§ **Data provided**

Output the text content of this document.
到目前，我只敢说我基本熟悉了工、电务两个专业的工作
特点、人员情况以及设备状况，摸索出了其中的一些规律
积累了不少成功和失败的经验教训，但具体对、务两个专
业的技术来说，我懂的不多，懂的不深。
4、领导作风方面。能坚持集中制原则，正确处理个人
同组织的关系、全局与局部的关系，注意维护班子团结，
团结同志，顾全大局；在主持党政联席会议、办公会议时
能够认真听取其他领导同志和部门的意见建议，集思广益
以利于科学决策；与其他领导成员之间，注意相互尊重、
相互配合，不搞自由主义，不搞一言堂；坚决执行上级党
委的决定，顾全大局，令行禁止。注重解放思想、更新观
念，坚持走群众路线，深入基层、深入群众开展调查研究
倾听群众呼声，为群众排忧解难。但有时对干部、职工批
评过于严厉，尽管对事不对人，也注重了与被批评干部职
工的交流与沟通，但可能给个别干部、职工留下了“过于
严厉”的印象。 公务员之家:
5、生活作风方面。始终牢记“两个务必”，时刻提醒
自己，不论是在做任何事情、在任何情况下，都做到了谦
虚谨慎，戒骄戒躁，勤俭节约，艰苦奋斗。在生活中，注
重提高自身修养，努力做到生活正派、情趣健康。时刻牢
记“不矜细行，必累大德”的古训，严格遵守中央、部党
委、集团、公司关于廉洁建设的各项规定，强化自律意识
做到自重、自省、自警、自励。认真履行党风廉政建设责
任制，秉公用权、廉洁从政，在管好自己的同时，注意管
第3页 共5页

§ **What the task asks**
Write the material out again in its entirety, exactly as shown.

§ **Task response**
Output the text content of this document.
到目前，我只敢说我基本熟悉了工、电务两个专业的工作
特点、人员情况以及设备状况，摸索出了其中的一些规律
积累了不少成功和失败的经验教训，但具体对、务两个专
业的技术来说，我懂的不多，懂的不深。
4、领导作风方面。能坚持集中制原则，正确处理个人
同组织的关系、全局与局部的关系，注意维护班子团结，
团结同志，顾全大局；在主持党政联席会议、办公会议时
能够认真听取其他领导同志和部门的意见建议，集思广益
以利于科学决策；与其他领导成员之间，注意相互尊重、
相互配合，不搞自由主义，不搞一言堂；坚决执行上级党
委的决定，顾全大局，令行禁止。注重解放思想、更新观
念，坚持走群众路线，深入基层、深入群众开展调查研究
倾听群众呼声，为群众排忧解难。但有时对干部、职工批
评过于严厉，尽管对事不对人，也注重了与被批评干部职
工的交流与沟通，但可能给个别干部、职工留下了“过于
严厉”的印象。 公务员之家:
5、生活作风方面。始终牢记“两个务必”，时刻提醒
自己，不论是在做任何事情、在任何情况下，都做到了谦
虚谨慎，戒骄戒躁，勤俭节约，艰苦奋斗。在生活中，注
重提高自身修养，努力做到生活正派、情趣健康。时刻牢
记“不矜细行，必累大德”的古训，严格遵守中央、部党
委、集团、公司关于廉洁建设的各项规定，强化自律意识
做到自重、自省、自警、自励。认真履行党风廉政建设责
任制，秉公用权、廉洁从政，在管好自己的同时，注意管
第3页 共5页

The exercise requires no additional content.